(Dataset records)
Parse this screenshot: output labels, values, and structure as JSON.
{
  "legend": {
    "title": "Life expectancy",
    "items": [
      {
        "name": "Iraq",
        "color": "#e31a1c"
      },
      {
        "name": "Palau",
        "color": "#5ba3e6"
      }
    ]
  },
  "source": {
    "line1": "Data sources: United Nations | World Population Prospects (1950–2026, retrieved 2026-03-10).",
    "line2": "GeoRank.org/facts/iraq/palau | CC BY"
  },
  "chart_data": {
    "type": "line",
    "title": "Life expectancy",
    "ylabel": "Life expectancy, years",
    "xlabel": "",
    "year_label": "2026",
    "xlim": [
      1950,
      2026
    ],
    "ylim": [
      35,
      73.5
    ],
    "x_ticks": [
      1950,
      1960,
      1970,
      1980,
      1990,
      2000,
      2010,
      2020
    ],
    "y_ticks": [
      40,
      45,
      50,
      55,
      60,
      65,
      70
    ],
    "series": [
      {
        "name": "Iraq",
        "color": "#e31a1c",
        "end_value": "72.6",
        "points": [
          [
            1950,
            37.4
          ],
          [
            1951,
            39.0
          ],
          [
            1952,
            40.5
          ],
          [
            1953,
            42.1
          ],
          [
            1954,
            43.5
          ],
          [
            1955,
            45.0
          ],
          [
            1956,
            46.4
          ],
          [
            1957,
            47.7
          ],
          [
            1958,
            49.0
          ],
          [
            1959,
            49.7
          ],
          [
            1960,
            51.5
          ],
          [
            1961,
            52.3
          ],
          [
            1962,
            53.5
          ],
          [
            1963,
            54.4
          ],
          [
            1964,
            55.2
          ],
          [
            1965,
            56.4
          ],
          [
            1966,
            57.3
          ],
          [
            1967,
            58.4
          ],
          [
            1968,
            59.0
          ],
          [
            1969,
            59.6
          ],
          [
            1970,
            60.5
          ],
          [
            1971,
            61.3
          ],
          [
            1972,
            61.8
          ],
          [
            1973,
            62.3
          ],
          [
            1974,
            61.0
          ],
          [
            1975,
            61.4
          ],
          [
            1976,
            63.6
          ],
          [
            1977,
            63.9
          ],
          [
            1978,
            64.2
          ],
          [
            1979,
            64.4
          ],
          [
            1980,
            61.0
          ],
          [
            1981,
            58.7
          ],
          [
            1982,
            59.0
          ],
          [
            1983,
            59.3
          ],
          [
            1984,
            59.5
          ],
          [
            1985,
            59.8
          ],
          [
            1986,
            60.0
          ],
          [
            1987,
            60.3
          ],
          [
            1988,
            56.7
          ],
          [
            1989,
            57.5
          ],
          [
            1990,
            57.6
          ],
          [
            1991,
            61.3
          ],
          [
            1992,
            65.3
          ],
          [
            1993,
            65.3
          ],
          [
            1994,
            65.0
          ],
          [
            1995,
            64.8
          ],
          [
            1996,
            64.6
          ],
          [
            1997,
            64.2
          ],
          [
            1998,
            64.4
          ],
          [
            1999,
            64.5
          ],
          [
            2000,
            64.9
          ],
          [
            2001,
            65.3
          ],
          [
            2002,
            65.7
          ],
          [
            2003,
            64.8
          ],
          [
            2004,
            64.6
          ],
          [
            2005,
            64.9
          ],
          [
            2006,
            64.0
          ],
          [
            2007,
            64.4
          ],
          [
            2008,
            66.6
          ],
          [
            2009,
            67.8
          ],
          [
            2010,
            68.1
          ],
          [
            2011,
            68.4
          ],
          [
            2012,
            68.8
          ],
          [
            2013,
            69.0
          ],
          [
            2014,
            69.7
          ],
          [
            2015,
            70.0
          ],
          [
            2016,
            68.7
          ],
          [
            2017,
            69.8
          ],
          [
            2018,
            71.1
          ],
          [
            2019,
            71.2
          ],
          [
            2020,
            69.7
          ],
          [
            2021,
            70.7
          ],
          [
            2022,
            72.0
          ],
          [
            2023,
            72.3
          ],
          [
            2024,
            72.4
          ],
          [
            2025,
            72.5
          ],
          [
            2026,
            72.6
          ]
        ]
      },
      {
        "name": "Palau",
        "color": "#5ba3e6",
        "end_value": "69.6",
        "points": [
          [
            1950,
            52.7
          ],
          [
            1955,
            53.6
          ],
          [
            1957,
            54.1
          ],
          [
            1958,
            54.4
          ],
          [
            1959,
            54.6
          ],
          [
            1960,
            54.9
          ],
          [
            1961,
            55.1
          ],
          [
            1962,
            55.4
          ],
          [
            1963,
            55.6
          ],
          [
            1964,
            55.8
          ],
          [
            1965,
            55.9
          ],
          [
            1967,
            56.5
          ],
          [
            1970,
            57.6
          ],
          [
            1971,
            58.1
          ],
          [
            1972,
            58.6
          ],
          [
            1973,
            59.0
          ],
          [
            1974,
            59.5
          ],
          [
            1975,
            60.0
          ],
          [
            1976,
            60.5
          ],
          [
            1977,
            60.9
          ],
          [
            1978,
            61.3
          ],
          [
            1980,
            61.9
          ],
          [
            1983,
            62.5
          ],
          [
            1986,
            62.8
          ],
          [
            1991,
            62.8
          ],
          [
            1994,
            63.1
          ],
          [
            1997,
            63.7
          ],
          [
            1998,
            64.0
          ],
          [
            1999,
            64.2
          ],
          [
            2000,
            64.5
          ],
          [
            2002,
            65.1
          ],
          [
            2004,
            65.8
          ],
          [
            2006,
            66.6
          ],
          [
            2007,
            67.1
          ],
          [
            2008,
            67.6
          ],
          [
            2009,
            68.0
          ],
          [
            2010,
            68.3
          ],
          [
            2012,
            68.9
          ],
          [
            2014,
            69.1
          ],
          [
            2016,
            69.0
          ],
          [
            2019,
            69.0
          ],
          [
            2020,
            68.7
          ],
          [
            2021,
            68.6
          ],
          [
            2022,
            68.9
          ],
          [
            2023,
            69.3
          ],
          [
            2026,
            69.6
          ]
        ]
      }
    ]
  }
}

Work to complete
Track down every line of the material containing the string "color", and copy it.

The reply
        "color": "#e31a1c"
        "color": "#5ba3e6"
        "color": "#e31a1c",
        "color": "#5ba3e6",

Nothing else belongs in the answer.